=== Problem to solve ===
Lines containing the word "وأمر" are the ones to copy from the records below.

=== Records for processing ===
◇ ◇ ◇ ◇ ◇
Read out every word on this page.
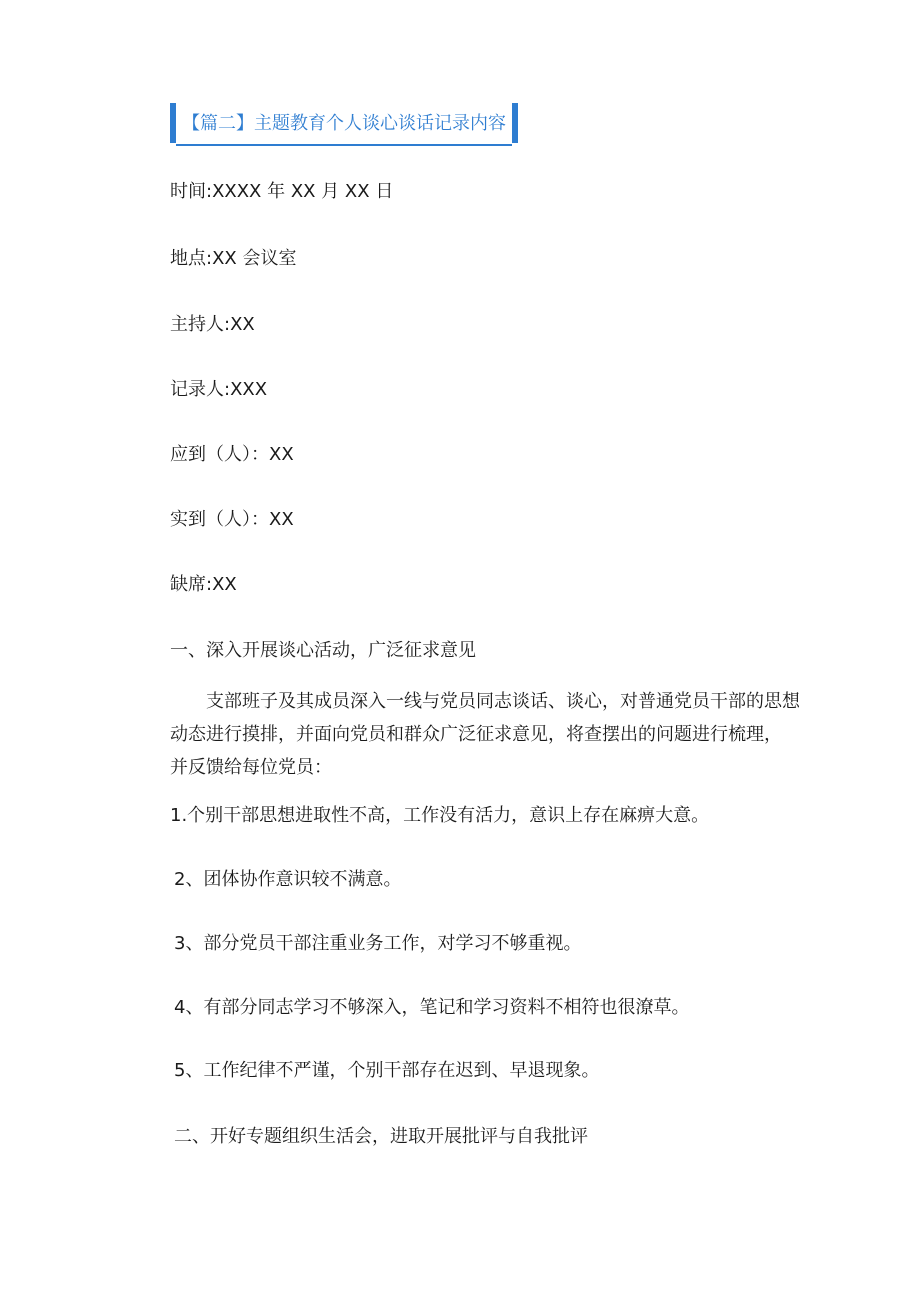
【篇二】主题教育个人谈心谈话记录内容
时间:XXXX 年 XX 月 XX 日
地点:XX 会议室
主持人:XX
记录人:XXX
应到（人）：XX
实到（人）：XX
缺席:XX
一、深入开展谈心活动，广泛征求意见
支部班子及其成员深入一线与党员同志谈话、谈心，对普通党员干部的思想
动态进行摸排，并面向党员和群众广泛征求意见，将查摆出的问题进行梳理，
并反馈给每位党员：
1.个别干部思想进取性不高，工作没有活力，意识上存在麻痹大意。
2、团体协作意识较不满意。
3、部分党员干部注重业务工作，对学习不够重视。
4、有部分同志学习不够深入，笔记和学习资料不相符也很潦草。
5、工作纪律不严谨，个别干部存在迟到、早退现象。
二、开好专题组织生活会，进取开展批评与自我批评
◇ ◇ ◇ ◇ ◇
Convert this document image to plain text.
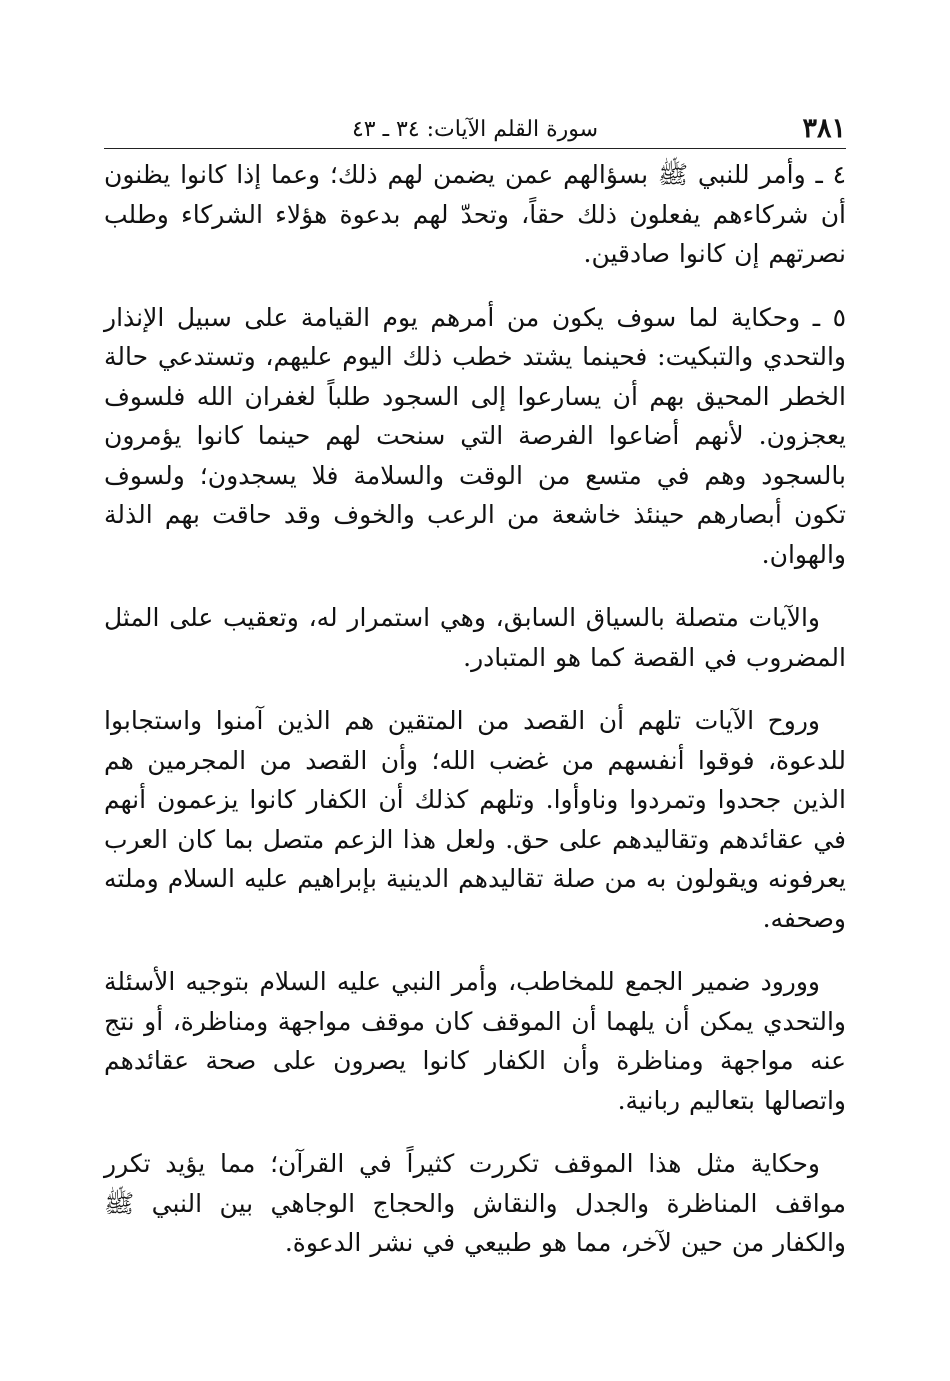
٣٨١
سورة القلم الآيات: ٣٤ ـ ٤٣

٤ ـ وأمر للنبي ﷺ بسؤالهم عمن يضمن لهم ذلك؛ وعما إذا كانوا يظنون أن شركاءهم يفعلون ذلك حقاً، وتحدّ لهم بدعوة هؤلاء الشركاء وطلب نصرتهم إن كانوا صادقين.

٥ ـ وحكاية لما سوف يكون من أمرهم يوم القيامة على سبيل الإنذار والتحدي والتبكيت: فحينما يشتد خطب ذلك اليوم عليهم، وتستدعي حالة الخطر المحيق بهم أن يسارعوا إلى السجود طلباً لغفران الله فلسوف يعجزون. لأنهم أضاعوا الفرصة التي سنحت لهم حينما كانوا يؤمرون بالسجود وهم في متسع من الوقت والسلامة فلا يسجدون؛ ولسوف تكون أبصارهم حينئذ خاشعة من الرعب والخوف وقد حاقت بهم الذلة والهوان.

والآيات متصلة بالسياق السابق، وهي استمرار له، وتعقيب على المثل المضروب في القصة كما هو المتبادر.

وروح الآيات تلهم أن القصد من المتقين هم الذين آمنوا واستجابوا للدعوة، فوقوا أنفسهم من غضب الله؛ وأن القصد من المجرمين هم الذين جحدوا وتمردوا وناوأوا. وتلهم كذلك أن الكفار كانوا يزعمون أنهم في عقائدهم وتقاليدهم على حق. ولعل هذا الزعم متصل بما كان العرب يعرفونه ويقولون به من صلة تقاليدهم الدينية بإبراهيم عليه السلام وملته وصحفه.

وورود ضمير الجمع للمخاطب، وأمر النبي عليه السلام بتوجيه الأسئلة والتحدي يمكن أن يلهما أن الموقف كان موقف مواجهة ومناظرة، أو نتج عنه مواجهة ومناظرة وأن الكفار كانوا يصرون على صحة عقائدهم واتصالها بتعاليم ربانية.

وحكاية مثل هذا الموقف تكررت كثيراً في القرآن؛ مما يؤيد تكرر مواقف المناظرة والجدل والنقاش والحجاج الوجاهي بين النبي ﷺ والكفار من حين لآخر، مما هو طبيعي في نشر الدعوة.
◇ ◇ ◇ ◇ ◇
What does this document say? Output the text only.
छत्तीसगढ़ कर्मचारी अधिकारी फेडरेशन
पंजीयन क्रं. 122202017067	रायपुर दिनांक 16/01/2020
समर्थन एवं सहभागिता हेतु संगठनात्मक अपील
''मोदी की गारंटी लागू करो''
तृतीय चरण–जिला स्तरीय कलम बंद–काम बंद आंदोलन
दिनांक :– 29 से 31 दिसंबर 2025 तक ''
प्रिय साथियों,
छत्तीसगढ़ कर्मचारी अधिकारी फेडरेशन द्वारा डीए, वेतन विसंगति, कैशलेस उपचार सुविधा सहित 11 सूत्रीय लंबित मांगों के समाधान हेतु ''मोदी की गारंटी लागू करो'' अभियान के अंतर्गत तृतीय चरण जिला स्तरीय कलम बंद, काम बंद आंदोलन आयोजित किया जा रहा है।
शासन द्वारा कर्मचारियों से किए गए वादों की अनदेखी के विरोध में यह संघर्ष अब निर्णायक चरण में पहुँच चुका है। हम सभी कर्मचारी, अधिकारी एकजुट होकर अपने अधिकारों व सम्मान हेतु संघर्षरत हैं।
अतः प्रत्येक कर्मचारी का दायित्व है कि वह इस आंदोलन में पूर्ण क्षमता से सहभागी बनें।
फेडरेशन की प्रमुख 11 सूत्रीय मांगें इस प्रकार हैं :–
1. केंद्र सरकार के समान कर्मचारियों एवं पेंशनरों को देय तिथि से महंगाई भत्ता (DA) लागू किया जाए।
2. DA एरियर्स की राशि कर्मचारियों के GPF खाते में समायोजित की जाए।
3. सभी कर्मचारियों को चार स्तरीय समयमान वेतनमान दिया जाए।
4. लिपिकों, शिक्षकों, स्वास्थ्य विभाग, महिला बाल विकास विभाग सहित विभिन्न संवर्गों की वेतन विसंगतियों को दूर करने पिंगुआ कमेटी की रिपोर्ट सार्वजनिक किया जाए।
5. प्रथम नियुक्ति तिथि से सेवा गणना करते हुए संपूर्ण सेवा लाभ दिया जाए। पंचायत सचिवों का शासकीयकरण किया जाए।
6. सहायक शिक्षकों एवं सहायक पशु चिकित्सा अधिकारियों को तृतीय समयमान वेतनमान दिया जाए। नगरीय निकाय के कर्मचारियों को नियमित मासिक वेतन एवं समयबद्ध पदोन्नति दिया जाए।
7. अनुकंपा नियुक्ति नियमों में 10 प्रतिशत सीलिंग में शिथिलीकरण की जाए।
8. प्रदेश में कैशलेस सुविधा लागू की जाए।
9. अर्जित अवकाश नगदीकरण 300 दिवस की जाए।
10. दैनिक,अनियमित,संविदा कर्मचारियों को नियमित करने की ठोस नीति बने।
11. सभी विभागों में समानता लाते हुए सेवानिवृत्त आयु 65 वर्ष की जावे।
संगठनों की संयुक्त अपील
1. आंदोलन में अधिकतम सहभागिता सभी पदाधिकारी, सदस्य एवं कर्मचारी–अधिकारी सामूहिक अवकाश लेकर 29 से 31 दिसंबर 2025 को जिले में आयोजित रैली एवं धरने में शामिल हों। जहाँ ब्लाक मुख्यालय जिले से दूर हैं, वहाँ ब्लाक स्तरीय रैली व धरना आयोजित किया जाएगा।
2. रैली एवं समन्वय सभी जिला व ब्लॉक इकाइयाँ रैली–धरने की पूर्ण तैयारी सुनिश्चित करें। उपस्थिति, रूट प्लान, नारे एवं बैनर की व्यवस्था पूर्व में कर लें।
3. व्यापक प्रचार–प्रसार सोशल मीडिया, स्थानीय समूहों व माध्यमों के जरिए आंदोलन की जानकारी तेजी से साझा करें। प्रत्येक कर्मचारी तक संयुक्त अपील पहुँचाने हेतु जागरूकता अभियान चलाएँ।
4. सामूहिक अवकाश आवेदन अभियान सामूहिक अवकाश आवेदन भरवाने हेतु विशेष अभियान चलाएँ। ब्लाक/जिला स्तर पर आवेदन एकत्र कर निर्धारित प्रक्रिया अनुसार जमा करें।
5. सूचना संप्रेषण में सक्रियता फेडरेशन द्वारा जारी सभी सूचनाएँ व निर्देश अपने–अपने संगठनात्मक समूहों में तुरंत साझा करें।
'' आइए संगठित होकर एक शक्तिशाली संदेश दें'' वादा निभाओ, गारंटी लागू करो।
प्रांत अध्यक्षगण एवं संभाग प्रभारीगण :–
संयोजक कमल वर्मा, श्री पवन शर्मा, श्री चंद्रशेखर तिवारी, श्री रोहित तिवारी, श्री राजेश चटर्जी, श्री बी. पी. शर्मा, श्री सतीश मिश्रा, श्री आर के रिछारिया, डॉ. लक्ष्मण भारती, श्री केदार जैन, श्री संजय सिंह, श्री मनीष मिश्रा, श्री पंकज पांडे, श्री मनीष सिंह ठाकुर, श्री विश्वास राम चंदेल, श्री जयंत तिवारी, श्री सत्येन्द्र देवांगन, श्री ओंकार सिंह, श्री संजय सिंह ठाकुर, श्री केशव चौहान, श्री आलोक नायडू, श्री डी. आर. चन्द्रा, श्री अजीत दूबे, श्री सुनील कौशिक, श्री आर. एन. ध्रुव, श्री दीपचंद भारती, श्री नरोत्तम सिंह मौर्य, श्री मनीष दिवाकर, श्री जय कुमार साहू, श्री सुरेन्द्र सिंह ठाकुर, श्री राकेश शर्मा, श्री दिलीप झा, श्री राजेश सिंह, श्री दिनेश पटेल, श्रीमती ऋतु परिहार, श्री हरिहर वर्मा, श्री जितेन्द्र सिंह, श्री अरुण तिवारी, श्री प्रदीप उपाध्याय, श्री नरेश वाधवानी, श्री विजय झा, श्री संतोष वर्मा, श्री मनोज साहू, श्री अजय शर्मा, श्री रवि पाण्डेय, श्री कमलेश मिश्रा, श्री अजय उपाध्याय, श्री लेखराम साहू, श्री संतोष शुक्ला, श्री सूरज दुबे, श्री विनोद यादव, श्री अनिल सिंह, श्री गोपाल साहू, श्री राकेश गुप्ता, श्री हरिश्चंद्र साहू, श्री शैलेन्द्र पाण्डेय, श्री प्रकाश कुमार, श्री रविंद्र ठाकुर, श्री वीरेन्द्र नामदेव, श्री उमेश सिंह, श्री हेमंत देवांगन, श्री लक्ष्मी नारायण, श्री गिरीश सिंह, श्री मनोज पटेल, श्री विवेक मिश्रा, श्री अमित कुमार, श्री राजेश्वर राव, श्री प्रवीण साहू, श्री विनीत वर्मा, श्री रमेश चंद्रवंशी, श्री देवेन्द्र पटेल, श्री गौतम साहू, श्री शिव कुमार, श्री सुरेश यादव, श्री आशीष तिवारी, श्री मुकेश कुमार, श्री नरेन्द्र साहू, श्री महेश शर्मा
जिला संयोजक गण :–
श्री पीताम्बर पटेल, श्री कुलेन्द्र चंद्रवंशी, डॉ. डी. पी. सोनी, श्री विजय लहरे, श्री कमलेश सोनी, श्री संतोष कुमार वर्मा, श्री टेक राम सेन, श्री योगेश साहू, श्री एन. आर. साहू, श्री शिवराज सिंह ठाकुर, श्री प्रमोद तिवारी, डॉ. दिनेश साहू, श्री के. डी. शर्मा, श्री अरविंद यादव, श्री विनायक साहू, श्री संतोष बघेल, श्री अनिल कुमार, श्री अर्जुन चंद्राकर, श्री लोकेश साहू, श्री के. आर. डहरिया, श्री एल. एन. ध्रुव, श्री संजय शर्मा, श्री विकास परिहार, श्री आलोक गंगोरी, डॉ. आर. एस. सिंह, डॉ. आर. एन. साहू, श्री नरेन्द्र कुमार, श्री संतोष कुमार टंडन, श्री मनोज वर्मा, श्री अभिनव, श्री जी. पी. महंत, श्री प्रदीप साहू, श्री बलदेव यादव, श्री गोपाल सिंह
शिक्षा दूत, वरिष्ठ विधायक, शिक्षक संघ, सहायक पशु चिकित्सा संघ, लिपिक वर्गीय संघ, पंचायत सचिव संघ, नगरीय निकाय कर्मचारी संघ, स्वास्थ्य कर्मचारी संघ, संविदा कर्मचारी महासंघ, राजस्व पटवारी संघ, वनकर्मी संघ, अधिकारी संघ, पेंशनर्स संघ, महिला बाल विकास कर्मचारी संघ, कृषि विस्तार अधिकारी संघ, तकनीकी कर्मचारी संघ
◇ ◇ ◇ ◇ ◇
=== Solution to this problem ===
٤ ـ وأمر للنبي ﷺ بسؤالهم عمن يضمن لهم ذلك؛ وعما إذا كانوا يظنون أن شركاءهم يفعلون ذلك حقاً، وتحدّ لهم بدعوة هؤلاء الشركاء وطلب نصرتهم إن كانوا صادقين.
وورود ضمير الجمع للمخاطب، وأمر النبي عليه السلام بتوجيه الأسئلة والتحدي يمكن أن يلهما أن الموقف كان موقف مواجهة ومناظرة، أو نتج عنه مواجهة ومناظرة وأن الكفار كانوا يصرون على صحة عقائدهم واتصالها بتعاليم ربانية.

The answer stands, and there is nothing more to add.